> **Task requirements**: Filter the data below for the string "valor" and copy each matching line.

> **Data supplied**:
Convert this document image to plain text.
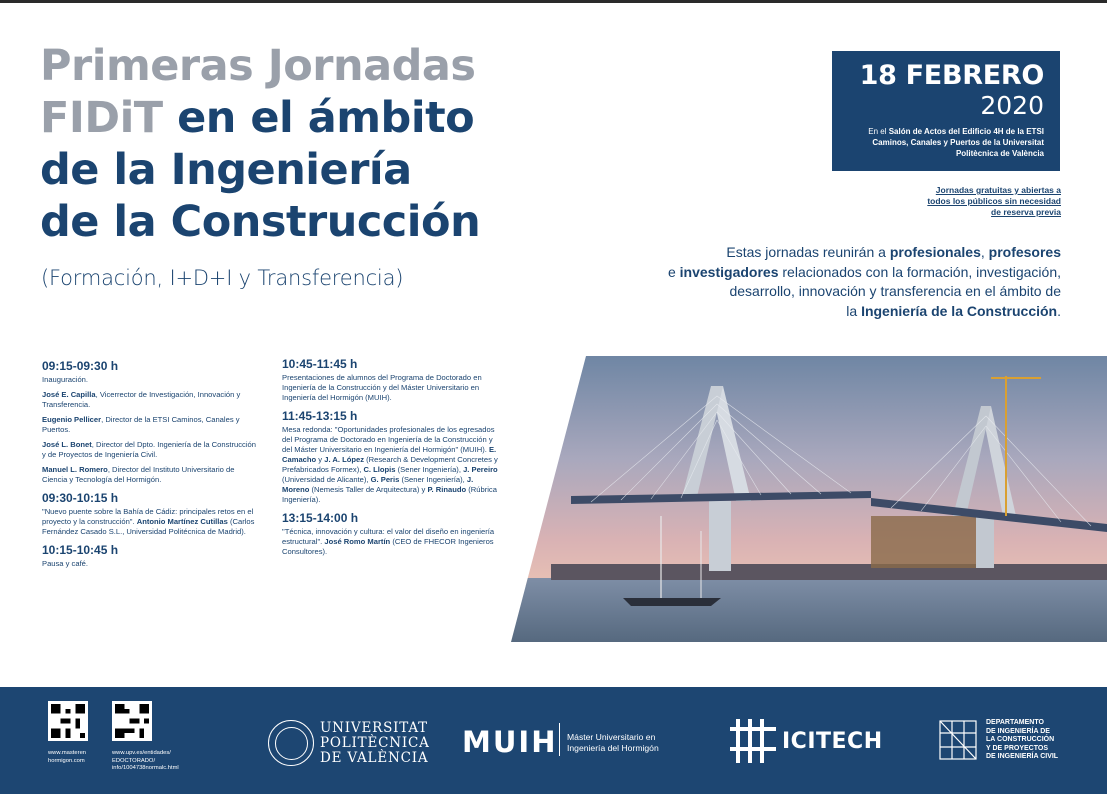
Primeras Jornadas
FIDiT en el ámbito
de la Ingeniería
de la Construcción
(Formación, I+D+I y Transferencia)
18 FEBRERO
2020
En el Salón de Actos del Edificio 4H de la ETSI Caminos, Canales y Puertos de la Universitat Politècnica de València
Jornadas gratuitas y abiertas a
todos los públicos sin necesidad
de reserva previa
Estas jornadas reunirán a profesionales, profesores
e investigadores relacionados con la formación, investigación,
desarrollo, innovación y transferencia en el ámbito de
la Ingeniería de la Construcción.
09:15-09:30 h
Inauguración.
José E. Capilla, Vicerrector de Investigación, Innovación y Transferencia.
Eugenio Pellicer, Director de la ETSI Caminos, Canales y Puertos.
José L. Bonet, Director del Dpto. Ingeniería de la Construcción y de Proyectos de Ingeniería Civil.
Manuel L. Romero, Director del Instituto Universitario de Ciencia y Tecnología del Hormigón.
09:30-10:15 h
"Nuevo puente sobre la Bahía de Cádiz: principales retos en el proyecto y la construcción". Antonio Martínez Cutillas (Carlos Fernández Casado S.L., Universidad Politécnica de Madrid).
10:15-10:45 h
Pausa y café.
10:45-11:45 h
Presentaciones de alumnos del Programa de Doctorado en Ingeniería de la Construcción y del Máster Universitario en Ingeniería del Hormigón (MUIH).
11:45-13:15 h
Mesa redonda: "Oportunidades profesionales de los egresados del Programa de Doctorado en Ingeniería de la Construcción y del Máster Universitario en Ingeniería del Hormigón" (MUIH). E. Camacho y J. A. López (Research & Development Concretes y Prefabricados Formex), C. Llopis (Sener Ingeniería), J. Pereiro (Universidad de Alicante), G. Peris (Sener Ingeniería), J. Moreno (Nemesis Taller de Arquitectura) y P. Rinaudo (Rúbrica Ingeniería).
13:15-14:00 h
"Técnica, innovación y cultura: el valor del diseño en ingeniería estructural". José Romo Martín (CEO de FHECOR Ingenieros Consultores).
www.masteren
hormigon.com
www.upv.es/entidades/
EDOCTORADO/
info/1004738normalc.html
UNIVERSITAT
POLITÈCNICA
DE VALÈNCIA MUIH Máster Universitario en
Ingeniería del Hormigón	ICITECH
DEPARTAMENTO
DE INGENIERÍA DE
LA CONSTRUCCIÓN
Y DE PROYECTOS
DE INGENIERÍA CIVIL
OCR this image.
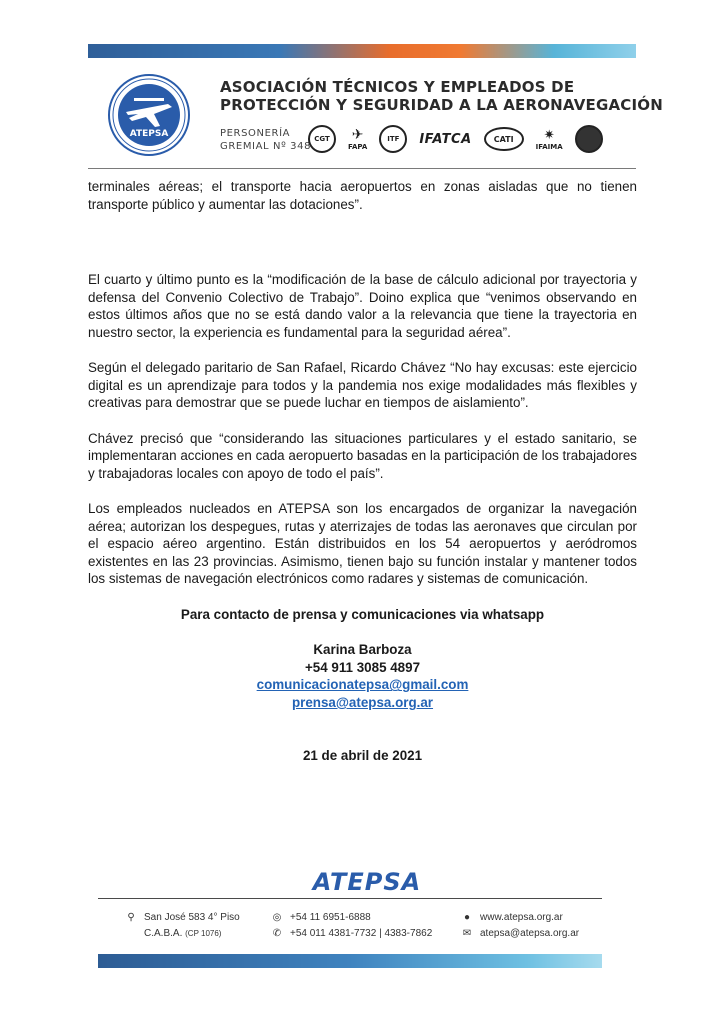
ATEPSA
ASOCIACIÓN TÉCNICOS Y EMPLEADOS DE
PROTECCIÓN Y SEGURIDAD A LA AERONAVEGACIÓN
PERSONERÍA
GREMIAL Nº 348
CGT	✈
FAPA
ITF	IFATCA	CATI	✷
IFAIMA

terminales aéreas; el transporte hacia aeropuertos en zonas aisladas que no tienen transporte público y aumentar las dotaciones”.

El cuarto y último punto es la “modificación de la base de cálculo adicional por trayectoria y defensa del Convenio Colectivo de Trabajo”. Doino explica que “venimos observando en estos últimos años que no se está dando valor a la relevancia que tiene la trayectoria en nuestro sector, la experiencia es fundamental para la seguridad aérea”.

Según el delegado paritario de San Rafael, Ricardo Chávez “No hay excusas: este ejercicio digital es un aprendizaje para todos y la pandemia nos exige modalidades más flexibles y creativas para demostrar que se puede luchar en tiempos de aislamiento”.

Chávez precisó que “considerando las situaciones particulares y el estado sanitario, se implementaran acciones en cada aeropuerto basadas en la participación de los trabajadores y trabajadoras locales con apoyo de todo el país”.

Los empleados nucleados en ATEPSA son los encargados de organizar la navegación aérea; autorizan los despegues, rutas y aterrizajes de todas las aeronaves que circulan por el espacio aéreo argentino. Están distribuidos en los 54 aeropuertos y aeródromos existentes en las 23 provincias. Asimismo, tienen bajo su función instalar y mantener todos los sistemas de navegación electrónicos como radares y sistemas de comunicación.

Para contacto de prensa y comunicaciones via whatsapp
Karina Barboza
+54 911 3085 4897
comunicacionatepsa@gmail.com
prensa@atepsa.org.ar
21 de abril de 2021
ATEPSA
⚲ San José 583 4° Piso
C.A.B.A.
(CP 1076)
◎ +54 11 6951-6888
✆ +54 011 4381-7732 | 4383-7862
● www.atepsa.org.ar
✉ atepsa@atepsa.org.ar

> **Solution to this problem**:
"Técnica, innovación y cultura: el valor del diseño en ingeniería estructural". José Romo Martín (CEO de FHECOR Ingenieros Consultores).
El cuarto y último punto es la “modificación de la base de cálculo adicional por trayectoria y defensa del Convenio Colectivo de Trabajo”. Doino explica que “venimos observando en estos últimos años que no se está dando valor a la relevancia que tiene la trayectoria en nuestro sector, la experiencia es fundamental para la seguridad aérea”.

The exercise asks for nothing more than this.